Material provided:
__________________________________________________

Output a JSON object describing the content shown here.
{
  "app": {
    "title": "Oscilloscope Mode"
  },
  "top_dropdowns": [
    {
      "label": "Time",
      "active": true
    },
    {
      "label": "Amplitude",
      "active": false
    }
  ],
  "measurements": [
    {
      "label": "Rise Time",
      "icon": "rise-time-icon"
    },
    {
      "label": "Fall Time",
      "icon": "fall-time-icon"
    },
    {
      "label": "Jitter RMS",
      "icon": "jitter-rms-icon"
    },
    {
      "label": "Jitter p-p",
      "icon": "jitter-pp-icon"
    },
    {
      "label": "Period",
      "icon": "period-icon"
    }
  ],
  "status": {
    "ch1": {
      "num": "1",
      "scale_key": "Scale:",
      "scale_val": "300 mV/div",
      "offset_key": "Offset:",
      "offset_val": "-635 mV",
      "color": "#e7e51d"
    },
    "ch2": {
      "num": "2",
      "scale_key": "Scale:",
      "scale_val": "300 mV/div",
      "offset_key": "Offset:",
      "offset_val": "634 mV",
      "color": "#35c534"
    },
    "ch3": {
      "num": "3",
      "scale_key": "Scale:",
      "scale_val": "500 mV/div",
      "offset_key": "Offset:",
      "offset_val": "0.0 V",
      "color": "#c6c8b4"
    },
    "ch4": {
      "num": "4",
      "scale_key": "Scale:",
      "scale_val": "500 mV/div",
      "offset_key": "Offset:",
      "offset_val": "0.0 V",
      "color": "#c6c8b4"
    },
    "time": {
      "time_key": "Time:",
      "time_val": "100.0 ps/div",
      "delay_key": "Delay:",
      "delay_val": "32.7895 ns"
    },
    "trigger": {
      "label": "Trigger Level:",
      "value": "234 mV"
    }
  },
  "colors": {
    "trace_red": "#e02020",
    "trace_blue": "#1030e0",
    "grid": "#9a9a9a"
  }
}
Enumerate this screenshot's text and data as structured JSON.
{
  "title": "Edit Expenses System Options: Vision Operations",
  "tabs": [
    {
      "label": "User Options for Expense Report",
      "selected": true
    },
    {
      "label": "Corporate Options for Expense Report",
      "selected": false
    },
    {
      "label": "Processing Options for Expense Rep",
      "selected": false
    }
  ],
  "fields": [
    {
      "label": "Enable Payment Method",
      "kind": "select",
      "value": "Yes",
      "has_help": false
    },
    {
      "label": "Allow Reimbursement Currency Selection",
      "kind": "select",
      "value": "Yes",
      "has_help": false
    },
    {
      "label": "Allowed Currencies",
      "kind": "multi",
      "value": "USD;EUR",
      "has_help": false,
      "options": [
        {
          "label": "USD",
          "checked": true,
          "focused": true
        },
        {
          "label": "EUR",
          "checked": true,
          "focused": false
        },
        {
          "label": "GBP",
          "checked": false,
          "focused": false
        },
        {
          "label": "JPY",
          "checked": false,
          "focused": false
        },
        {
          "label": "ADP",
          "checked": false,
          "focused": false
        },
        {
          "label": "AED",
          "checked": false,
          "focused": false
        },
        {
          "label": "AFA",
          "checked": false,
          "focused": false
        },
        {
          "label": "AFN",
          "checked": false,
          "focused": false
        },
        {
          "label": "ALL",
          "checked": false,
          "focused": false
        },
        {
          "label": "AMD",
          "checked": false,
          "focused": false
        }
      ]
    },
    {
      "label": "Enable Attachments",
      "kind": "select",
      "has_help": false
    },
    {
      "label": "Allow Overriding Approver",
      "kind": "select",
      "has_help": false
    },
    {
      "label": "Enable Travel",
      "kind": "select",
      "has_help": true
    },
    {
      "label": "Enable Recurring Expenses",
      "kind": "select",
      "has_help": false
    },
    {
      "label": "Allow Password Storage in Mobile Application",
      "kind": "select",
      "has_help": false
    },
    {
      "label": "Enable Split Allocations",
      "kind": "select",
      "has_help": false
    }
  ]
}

__________________________________________________

Task prompt: The records above should all be quoted exactly, please.

Solution for this task:
Output a JSON object describing the content shown here.
{
  "app": {
    "title": "Oscilloscope Mode"
  },
  "top_dropdowns": [
    {
      "label": "Time",
      "active": true
    },
    {
      "label": "Amplitude",
      "active": false
    }
  ],
  "measurements": [
    {
      "label": "Rise Time",
      "icon": "rise-time-icon"
    },
    {
      "label": "Fall Time",
      "icon": "fall-time-icon"
    },
    {
      "label": "Jitter RMS",
      "icon": "jitter-rms-icon"
    },
    {
      "label": "Jitter p-p",
      "icon": "jitter-pp-icon"
    },
    {
      "label": "Period",
      "icon": "period-icon"
    }
  ],
  "status": {
    "ch1": {
      "num": "1",
      "scale_key": "Scale:",
      "scale_val": "300 mV/div",
      "offset_key": "Offset:",
      "offset_val": "-635 mV",
      "color": "#e7e51d"
    },
    "ch2": {
      "num": "2",
      "scale_key": "Scale:",
      "scale_val": "300 mV/div",
      "offset_key": "Offset:",
      "offset_val": "634 mV",
      "color": "#35c534"
    },
    "ch3": {
      "num": "3",
      "scale_key": "Scale:",
      "scale_val": "500 mV/div",
      "offset_key": "Offset:",
      "offset_val": "0.0 V",
      "color": "#c6c8b4"
    },
    "ch4": {
      "num": "4",
      "scale_key": "Scale:",
      "scale_val": "500 mV/div",
      "offset_key": "Offset:",
      "offset_val": "0.0 V",
      "color": "#c6c8b4"
    },
    "time": {
      "time_key": "Time:",
      "time_val": "100.0 ps/div",
      "delay_key": "Delay:",
      "delay_val": "32.7895 ns"
    },
    "trigger": {
      "label": "Trigger Level:",
      "value": "234 mV"
    }
  },
  "colors": {
    "trace_red": "#e02020",
    "trace_blue": "#1030e0",
    "grid": "#9a9a9a"
  }
}
Enumerate this screenshot's text and data as structured JSON.
{
  "title": "Edit Expenses System Options: Vision Operations",
  "tabs": [
    {
      "label": "User Options for Expense Report",
      "selected": true
    },
    {
      "label": "Corporate Options for Expense Report",
      "selected": false
    },
    {
      "label": "Processing Options for Expense Rep",
      "selected": false
    }
  ],
  "fields": [
    {
      "label": "Enable Payment Method",
      "kind": "select",
      "value": "Yes",
      "has_help": false
    },
    {
      "label": "Allow Reimbursement Currency Selection",
      "kind": "select",
      "value": "Yes",
      "has_help": false
    },
    {
      "label": "Allowed Currencies",
      "kind": "multi",
      "value": "USD;EUR",
      "has_help": false,
      "options": [
        {
          "label": "USD",
          "checked": true,
          "focused": true
        },
        {
          "label": "EUR",
          "checked": true,
          "focused": false
        },
        {
          "label": "GBP",
          "checked": false,
          "focused": false
        },
        {
          "label": "JPY",
          "checked": false,
          "focused": false
        },
        {
          "label": "ADP",
          "checked": false,
          "focused": false
        },
        {
          "label": "AED",
          "checked": false,
          "focused": false
        },
        {
          "label": "AFA",
          "checked": false,
          "focused": false
        },
        {
          "label": "AFN",
          "checked": false,
          "focused": false
        },
        {
          "label": "ALL",
          "checked": false,
          "focused": false
        },
        {
          "label": "AMD",
          "checked": false,
          "focused": false
        }
      ]
    },
    {
      "label": "Enable Attachments",
      "kind": "select",
      "has_help": false
    },
    {
      "label": "Allow Overriding Approver",
      "kind": "select",
      "has_help": false
    },
    {
      "label": "Enable Travel",
      "kind": "select",
      "has_help": true
    },
    {
      "label": "Enable Recurring Expenses",
      "kind": "select",
      "has_help": false
    },
    {
      "label": "Allow Password Storage in Mobile Application",
      "kind": "select",
      "has_help": false
    },
    {
      "label": "Enable Split Allocations",
      "kind": "select",
      "has_help": false
    }
  ]
}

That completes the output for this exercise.